__Written problem__: Gather every line from the entries below that includes "laser".

········

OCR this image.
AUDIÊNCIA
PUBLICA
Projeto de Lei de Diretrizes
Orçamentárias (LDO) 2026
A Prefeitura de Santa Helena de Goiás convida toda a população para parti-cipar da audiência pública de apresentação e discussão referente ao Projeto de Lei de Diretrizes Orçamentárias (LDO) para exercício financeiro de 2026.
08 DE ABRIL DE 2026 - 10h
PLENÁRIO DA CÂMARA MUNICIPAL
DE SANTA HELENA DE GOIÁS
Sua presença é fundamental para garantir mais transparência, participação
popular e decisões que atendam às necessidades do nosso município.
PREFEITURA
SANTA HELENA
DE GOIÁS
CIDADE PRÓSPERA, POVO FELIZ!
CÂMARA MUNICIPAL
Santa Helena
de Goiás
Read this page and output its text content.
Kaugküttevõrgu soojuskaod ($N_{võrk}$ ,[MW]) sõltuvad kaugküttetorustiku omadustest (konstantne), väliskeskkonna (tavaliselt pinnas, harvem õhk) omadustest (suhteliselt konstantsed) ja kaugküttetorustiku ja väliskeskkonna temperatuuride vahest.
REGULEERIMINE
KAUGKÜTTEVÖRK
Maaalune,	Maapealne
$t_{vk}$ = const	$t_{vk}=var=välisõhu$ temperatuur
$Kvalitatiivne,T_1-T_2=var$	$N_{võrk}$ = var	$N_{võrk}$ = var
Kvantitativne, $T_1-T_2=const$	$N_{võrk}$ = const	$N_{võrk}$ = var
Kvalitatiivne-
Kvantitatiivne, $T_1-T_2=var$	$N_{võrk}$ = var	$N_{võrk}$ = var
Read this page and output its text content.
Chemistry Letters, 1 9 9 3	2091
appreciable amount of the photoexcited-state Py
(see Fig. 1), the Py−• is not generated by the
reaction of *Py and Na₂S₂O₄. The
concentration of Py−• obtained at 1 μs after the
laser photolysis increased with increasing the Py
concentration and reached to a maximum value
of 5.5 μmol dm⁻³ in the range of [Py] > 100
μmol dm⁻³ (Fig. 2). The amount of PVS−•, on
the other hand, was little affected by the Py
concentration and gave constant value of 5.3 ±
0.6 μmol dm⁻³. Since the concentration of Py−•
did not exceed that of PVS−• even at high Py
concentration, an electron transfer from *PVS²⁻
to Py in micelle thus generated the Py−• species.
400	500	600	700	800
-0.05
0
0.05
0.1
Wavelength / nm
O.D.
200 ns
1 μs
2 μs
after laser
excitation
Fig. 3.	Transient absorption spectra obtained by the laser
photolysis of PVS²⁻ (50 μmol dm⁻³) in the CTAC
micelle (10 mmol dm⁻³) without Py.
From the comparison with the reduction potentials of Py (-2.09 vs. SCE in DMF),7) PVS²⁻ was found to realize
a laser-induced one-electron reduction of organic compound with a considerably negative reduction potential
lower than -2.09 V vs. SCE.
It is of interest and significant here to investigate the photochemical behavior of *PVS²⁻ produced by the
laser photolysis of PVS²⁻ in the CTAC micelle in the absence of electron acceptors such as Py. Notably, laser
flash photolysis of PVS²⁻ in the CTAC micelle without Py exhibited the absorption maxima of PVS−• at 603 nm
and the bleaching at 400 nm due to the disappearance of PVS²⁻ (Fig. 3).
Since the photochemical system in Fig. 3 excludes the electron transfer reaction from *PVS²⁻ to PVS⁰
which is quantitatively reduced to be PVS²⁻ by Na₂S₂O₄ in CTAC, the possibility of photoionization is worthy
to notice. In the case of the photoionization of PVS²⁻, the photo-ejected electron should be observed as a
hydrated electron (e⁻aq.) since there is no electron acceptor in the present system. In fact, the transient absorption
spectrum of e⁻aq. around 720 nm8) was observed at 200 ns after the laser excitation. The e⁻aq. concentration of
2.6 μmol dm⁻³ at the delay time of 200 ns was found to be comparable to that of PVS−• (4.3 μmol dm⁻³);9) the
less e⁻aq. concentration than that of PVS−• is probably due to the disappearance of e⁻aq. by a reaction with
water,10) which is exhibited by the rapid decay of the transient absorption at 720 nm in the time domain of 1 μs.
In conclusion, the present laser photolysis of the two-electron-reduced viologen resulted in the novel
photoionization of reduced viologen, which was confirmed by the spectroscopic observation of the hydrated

········

__Response to the task__:
laser photolysis increased with increasing the Py
after laser
Fig. 3.	Transient absorption spectra obtained by the laser
a laser-induced one-electron reduction of organic compound with a considerably negative reduction potential
laser photolysis of PVS²⁻ in the CTAC micelle in the absence of electron acceptors such as Py. Notably, laser
spectrum of e⁻aq. around 720 nm8) was observed at 200 ns after the laser excitation. The e⁻aq. concentration of
In conclusion, the present laser photolysis of the two-electron-reduced viologen resulted in the novel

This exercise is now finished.